## GIVEN DATA
****************
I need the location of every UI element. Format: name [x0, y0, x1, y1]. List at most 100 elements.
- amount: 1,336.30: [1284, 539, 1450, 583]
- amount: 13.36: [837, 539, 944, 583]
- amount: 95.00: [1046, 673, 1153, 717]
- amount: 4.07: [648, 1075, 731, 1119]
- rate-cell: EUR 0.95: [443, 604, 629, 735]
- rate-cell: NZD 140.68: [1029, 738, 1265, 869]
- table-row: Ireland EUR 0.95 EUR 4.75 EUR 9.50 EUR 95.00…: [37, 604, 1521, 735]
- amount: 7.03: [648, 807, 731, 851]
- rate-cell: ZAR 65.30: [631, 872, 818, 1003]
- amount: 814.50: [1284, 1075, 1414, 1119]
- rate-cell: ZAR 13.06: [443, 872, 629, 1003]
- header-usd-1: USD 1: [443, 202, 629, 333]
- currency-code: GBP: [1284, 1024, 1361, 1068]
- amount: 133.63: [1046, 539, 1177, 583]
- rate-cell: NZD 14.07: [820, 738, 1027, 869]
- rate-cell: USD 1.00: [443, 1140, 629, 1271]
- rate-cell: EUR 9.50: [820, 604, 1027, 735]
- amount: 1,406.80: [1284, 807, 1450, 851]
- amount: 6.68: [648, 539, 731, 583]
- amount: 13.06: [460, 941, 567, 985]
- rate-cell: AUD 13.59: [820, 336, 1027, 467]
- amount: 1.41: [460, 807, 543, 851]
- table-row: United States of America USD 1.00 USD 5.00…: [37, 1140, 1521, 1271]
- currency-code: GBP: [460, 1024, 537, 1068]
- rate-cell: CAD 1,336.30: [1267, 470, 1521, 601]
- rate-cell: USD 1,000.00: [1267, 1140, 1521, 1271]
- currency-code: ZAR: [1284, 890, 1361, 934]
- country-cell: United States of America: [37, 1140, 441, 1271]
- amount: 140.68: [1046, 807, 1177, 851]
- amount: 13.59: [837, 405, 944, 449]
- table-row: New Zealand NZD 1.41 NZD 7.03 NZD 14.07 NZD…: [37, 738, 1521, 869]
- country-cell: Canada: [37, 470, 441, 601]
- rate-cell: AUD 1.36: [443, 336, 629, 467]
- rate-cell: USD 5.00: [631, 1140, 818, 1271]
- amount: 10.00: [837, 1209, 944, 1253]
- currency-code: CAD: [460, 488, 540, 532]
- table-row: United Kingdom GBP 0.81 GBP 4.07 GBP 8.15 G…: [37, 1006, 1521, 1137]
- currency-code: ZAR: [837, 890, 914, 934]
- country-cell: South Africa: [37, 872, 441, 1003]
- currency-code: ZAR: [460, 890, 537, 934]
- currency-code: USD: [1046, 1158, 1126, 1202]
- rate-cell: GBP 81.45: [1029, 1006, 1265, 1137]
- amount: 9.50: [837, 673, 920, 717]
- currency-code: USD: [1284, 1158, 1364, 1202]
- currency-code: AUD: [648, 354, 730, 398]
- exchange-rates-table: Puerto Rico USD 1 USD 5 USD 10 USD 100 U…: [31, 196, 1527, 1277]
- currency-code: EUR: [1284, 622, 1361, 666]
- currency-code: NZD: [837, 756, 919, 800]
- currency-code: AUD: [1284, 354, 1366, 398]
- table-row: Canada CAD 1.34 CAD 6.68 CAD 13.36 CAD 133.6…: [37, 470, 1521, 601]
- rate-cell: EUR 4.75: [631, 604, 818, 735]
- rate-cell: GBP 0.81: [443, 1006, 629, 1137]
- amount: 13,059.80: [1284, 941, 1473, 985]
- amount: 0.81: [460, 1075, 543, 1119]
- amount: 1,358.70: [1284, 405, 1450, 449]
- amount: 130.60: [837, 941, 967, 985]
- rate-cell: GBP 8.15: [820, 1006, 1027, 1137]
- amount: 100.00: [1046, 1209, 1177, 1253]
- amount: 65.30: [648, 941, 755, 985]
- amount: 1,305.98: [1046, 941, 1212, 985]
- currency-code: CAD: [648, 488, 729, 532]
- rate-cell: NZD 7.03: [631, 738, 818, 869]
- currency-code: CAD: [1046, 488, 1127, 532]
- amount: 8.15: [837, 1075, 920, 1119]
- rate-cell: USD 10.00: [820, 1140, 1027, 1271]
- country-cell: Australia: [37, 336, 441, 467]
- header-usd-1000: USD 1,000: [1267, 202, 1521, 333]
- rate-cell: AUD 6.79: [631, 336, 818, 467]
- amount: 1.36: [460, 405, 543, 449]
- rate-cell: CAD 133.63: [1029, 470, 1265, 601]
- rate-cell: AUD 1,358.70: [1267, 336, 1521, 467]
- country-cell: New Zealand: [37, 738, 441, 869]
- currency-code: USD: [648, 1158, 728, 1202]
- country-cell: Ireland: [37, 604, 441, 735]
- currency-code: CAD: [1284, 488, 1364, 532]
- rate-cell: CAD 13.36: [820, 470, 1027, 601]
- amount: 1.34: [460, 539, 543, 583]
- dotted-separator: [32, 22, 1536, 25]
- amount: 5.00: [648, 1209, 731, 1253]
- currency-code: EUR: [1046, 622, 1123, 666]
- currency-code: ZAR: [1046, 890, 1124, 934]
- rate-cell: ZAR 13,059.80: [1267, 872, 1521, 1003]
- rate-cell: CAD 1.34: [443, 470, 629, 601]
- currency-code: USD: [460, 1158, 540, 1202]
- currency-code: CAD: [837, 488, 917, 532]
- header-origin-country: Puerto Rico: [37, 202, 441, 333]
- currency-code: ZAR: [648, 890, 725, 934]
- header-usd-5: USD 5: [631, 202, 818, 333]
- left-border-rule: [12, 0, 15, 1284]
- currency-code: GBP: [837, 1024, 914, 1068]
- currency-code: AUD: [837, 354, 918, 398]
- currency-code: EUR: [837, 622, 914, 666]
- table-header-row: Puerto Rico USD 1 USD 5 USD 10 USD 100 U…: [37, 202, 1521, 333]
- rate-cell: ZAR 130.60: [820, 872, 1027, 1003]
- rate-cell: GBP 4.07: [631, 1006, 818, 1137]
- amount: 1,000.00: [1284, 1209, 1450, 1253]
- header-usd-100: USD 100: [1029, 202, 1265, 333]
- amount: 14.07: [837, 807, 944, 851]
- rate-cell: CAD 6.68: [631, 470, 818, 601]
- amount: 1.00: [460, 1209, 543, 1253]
****************
Rewrite the records above with every "rate-cell" changed to "value-cell" and nothing else altered.

I need the location of every UI element. Format: name [x0, y0, x1, y1]. List at most 100 elements.
- amount: 1,336.30: [1284, 539, 1450, 583]
- amount: 13.36: [837, 539, 944, 583]
- amount: 95.00: [1046, 673, 1153, 717]
- amount: 4.07: [648, 1075, 731, 1119]
- value-cell: EUR 0.95: [443, 604, 629, 735]
- value-cell: NZD 140.68: [1029, 738, 1265, 869]
- table-row: Ireland EUR 0.95 EUR 4.75 EUR 9.50 EUR 95.00…: [37, 604, 1521, 735]
- amount: 7.03: [648, 807, 731, 851]
- value-cell: ZAR 65.30: [631, 872, 818, 1003]
- amount: 814.50: [1284, 1075, 1414, 1119]
- value-cell: ZAR 13.06: [443, 872, 629, 1003]
- header-usd-1: USD 1: [443, 202, 629, 333]
- currency-code: GBP: [1284, 1024, 1361, 1068]
- amount: 133.63: [1046, 539, 1177, 583]
- value-cell: NZD 14.07: [820, 738, 1027, 869]
- value-cell: USD 1.00: [443, 1140, 629, 1271]
- value-cell: EUR 9.50: [820, 604, 1027, 735]
- amount: 1,406.80: [1284, 807, 1450, 851]
- amount: 6.68: [648, 539, 731, 583]
- amount: 13.06: [460, 941, 567, 985]
- value-cell: AUD 13.59: [820, 336, 1027, 467]
- amount: 1.41: [460, 807, 543, 851]
- table-row: United States of America USD 1.00 USD 5.00…: [37, 1140, 1521, 1271]
- currency-code: GBP: [460, 1024, 537, 1068]
- value-cell: CAD 1,336.30: [1267, 470, 1521, 601]
- value-cell: USD 1,000.00: [1267, 1140, 1521, 1271]
- currency-code: ZAR: [1284, 890, 1361, 934]
- country-cell: United States of America: [37, 1140, 441, 1271]
- amount: 140.68: [1046, 807, 1177, 851]
- amount: 13.59: [837, 405, 944, 449]
- table-row: New Zealand NZD 1.41 NZD 7.03 NZD 14.07 NZD…: [37, 738, 1521, 869]
- country-cell: Canada: [37, 470, 441, 601]
- value-cell: AUD 1.36: [443, 336, 629, 467]
- value-cell: USD 5.00: [631, 1140, 818, 1271]
- amount: 10.00: [837, 1209, 944, 1253]
- currency-code: CAD: [460, 488, 540, 532]
- table-row: United Kingdom GBP 0.81 GBP 4.07 GBP 8.15 G…: [37, 1006, 1521, 1137]
- currency-code: ZAR: [837, 890, 914, 934]
- country-cell: South Africa: [37, 872, 441, 1003]
- currency-code: ZAR: [460, 890, 537, 934]
- currency-code: USD: [1046, 1158, 1126, 1202]
- value-cell: GBP 81.45: [1029, 1006, 1265, 1137]
- amount: 9.50: [837, 673, 920, 717]
- currency-code: USD: [1284, 1158, 1364, 1202]
- currency-code: AUD: [648, 354, 730, 398]
- exchange-rates-table: Puerto Rico USD 1 USD 5 USD 10 USD 100 U…: [31, 196, 1527, 1277]
- currency-code: EUR: [1284, 622, 1361, 666]
- currency-code: NZD: [837, 756, 919, 800]
- currency-code: AUD: [1284, 354, 1366, 398]
- table-row: Canada CAD 1.34 CAD 6.68 CAD 13.36 CAD 133.6…: [37, 470, 1521, 601]
- value-cell: EUR 4.75: [631, 604, 818, 735]
- value-cell: GBP 0.81: [443, 1006, 629, 1137]
- amount: 13,059.80: [1284, 941, 1473, 985]
- amount: 0.81: [460, 1075, 543, 1119]
- amount: 1,358.70: [1284, 405, 1450, 449]
- amount: 130.60: [837, 941, 967, 985]
- value-cell: GBP 8.15: [820, 1006, 1027, 1137]
- amount: 100.00: [1046, 1209, 1177, 1253]
- amount: 65.30: [648, 941, 755, 985]
- amount: 1,305.98: [1046, 941, 1212, 985]
- currency-code: CAD: [648, 488, 729, 532]
- value-cell: NZD 7.03: [631, 738, 818, 869]
- currency-code: CAD: [1046, 488, 1127, 532]
- amount: 8.15: [837, 1075, 920, 1119]
- value-cell: USD 10.00: [820, 1140, 1027, 1271]
- country-cell: Australia: [37, 336, 441, 467]
- header-usd-1000: USD 1,000: [1267, 202, 1521, 333]
- value-cell: AUD 6.79: [631, 336, 818, 467]
- amount: 1.36: [460, 405, 543, 449]
- value-cell: CAD 133.63: [1029, 470, 1265, 601]
- value-cell: AUD 1,358.70: [1267, 336, 1521, 467]
- country-cell: New Zealand: [37, 738, 441, 869]
- currency-code: USD: [648, 1158, 728, 1202]
- country-cell: Ireland: [37, 604, 441, 735]
- currency-code: CAD: [1284, 488, 1364, 532]
- value-cell: CAD 13.36: [820, 470, 1027, 601]
- amount: 1.34: [460, 539, 543, 583]
- dotted-separator: [32, 22, 1536, 25]
- amount: 5.00: [648, 1209, 731, 1253]
- currency-code: EUR: [1046, 622, 1123, 666]
- currency-code: ZAR: [1046, 890, 1124, 934]
- value-cell: ZAR 13,059.80: [1267, 872, 1521, 1003]
- value-cell: CAD 1.34: [443, 470, 629, 601]
- currency-code: USD: [460, 1158, 540, 1202]
- currency-code: CAD: [837, 488, 917, 532]
- header-origin-country: Puerto Rico: [37, 202, 441, 333]
- currency-code: ZAR: [648, 890, 725, 934]
- header-usd-5: USD 5: [631, 202, 818, 333]
- left-border-rule: [12, 0, 15, 1284]
- currency-code: GBP: [837, 1024, 914, 1068]
- currency-code: AUD: [837, 354, 918, 398]
- currency-code: EUR: [837, 622, 914, 666]
- table-header-row: Puerto Rico USD 1 USD 5 USD 10 USD 100 U…: [37, 202, 1521, 333]
- value-cell: ZAR 130.60: [820, 872, 1027, 1003]
- value-cell: GBP 4.07: [631, 1006, 818, 1137]
- amount: 1,000.00: [1284, 1209, 1450, 1253]
- header-usd-100: USD 100: [1029, 202, 1265, 333]
- amount: 14.07: [837, 807, 944, 851]
- value-cell: CAD 6.68: [631, 470, 818, 601]
- amount: 1.00: [460, 1209, 543, 1253]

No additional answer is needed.